• INSTRUCTIONS TO FOLLOW
Find each line containing the string "name". Copy it.

[A block of data]
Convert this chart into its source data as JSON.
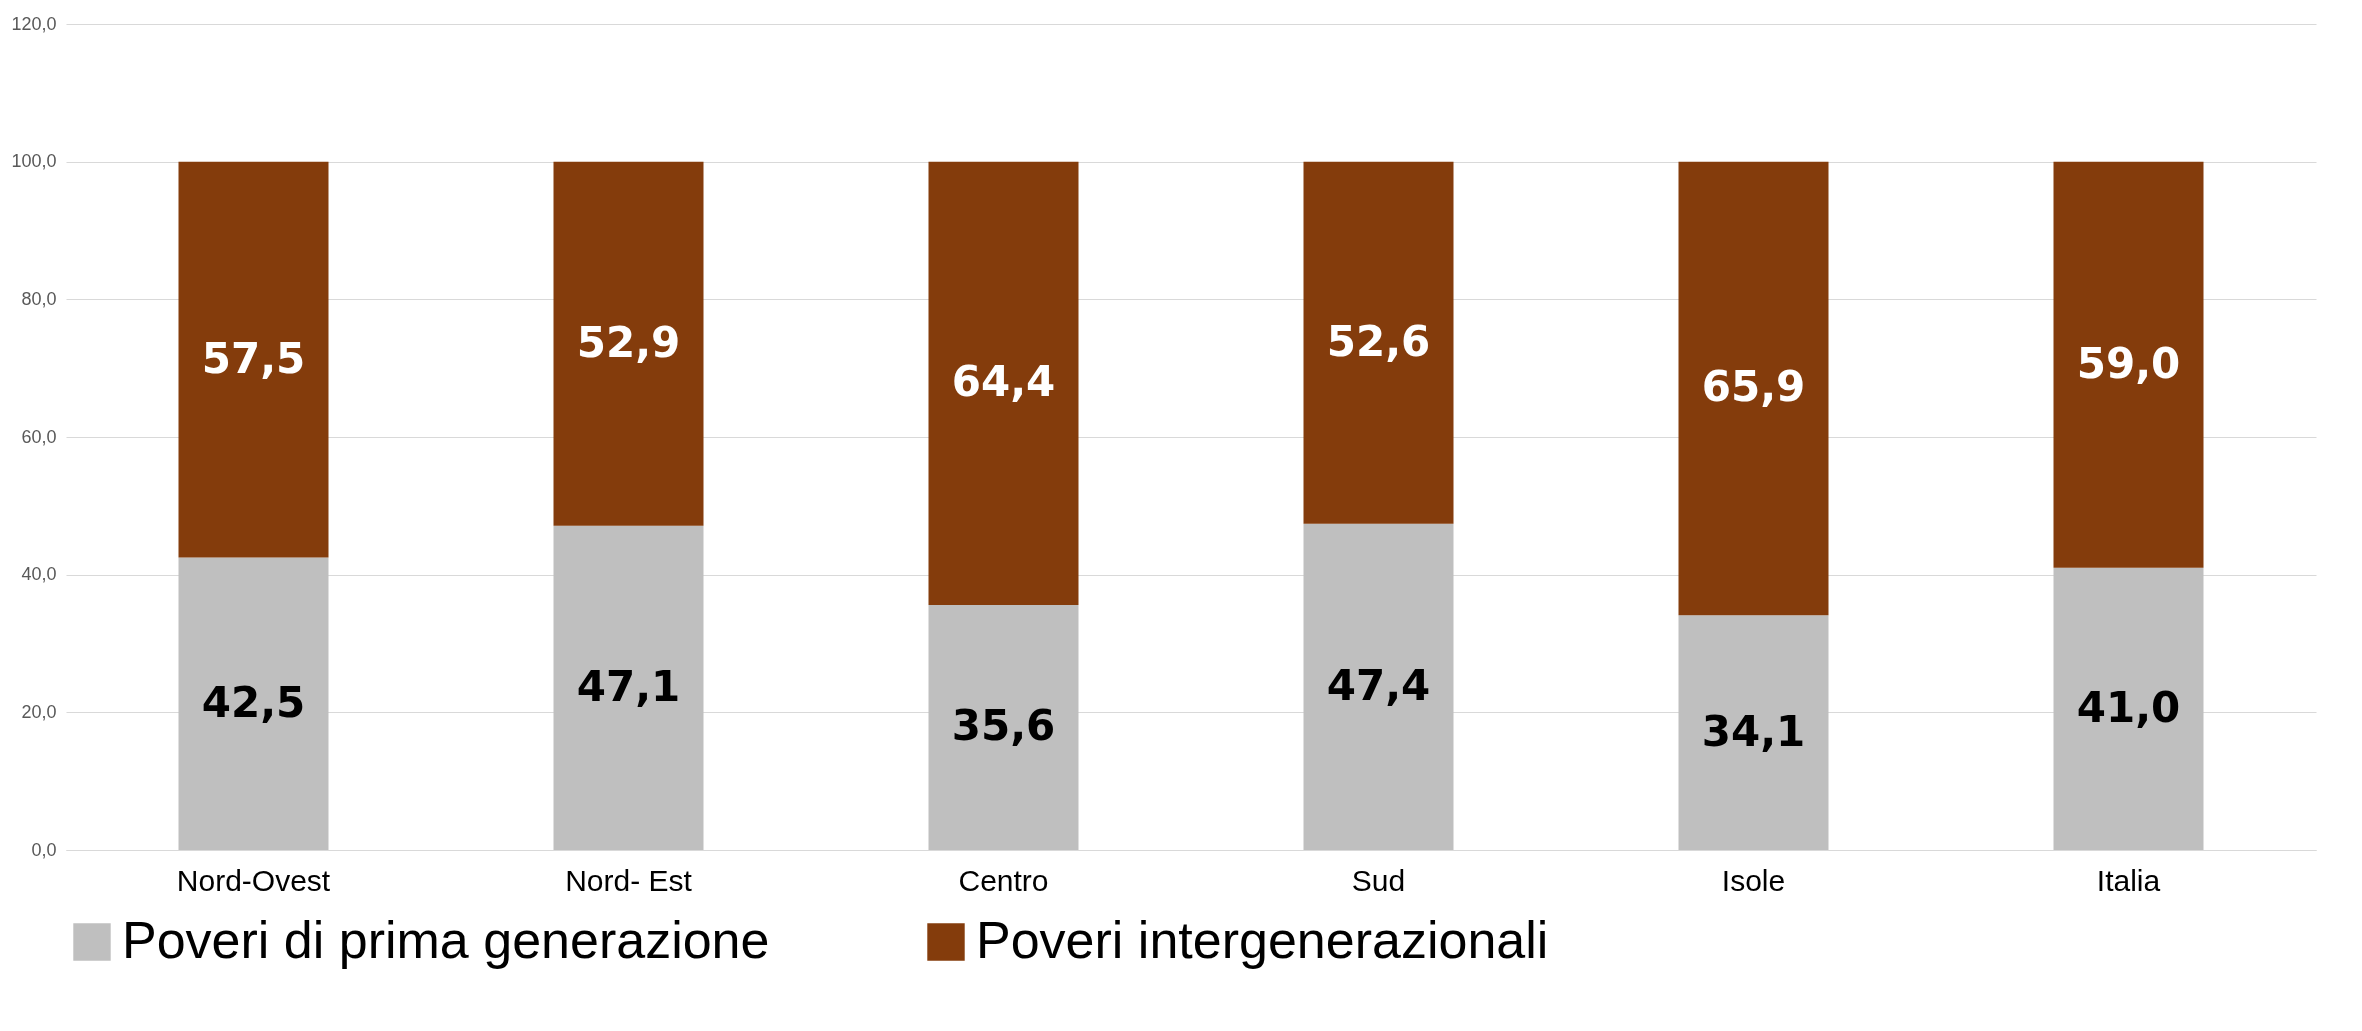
{
  "chart_data": {
    "type": "bar",
    "stacked": true,
    "categories": [
      "Nord-Ovest",
      "Nord- Est",
      "Centro",
      "Sud",
      "Isole",
      "Italia"
    ],
    "series": [
      {
        "name": "Poveri di prima generazione",
        "color": "#bfbfbf",
        "values": [
          42.5,
          47.1,
          35.6,
          47.4,
          34.1,
          41.0
        ],
        "value_labels": [
          "42,5",
          "47,1",
          "35,6",
          "47,4",
          "34,1",
          "41,0"
        ]
      },
      {
        "name": "Poveri intergenerazionali",
        "color": "#843c0c",
        "values": [
          57.5,
          52.9,
          64.4,
          52.6,
          65.9,
          59.0
        ],
        "value_labels": [
          "57,5",
          "52,9",
          "64,4",
          "52,6",
          "65,9",
          "59,0"
        ]
      }
    ],
    "ylim": [
      0,
      120
    ],
    "yticks": [
      {
        "value": 0,
        "label": "0,0"
      },
      {
        "value": 20,
        "label": "20,0"
      },
      {
        "value": 40,
        "label": "40,0"
      },
      {
        "value": 60,
        "label": "60,0"
      },
      {
        "value": 80,
        "label": "80,0"
      },
      {
        "value": 100,
        "label": "100,0"
      },
      {
        "value": 120,
        "label": "120,0"
      }
    ],
    "grid": "y",
    "legend": "bottom"
  }
}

• WRITTEN SOLUTION
        "name": "Poveri di prima generazione",
        "name": "Poveri intergenerazionali",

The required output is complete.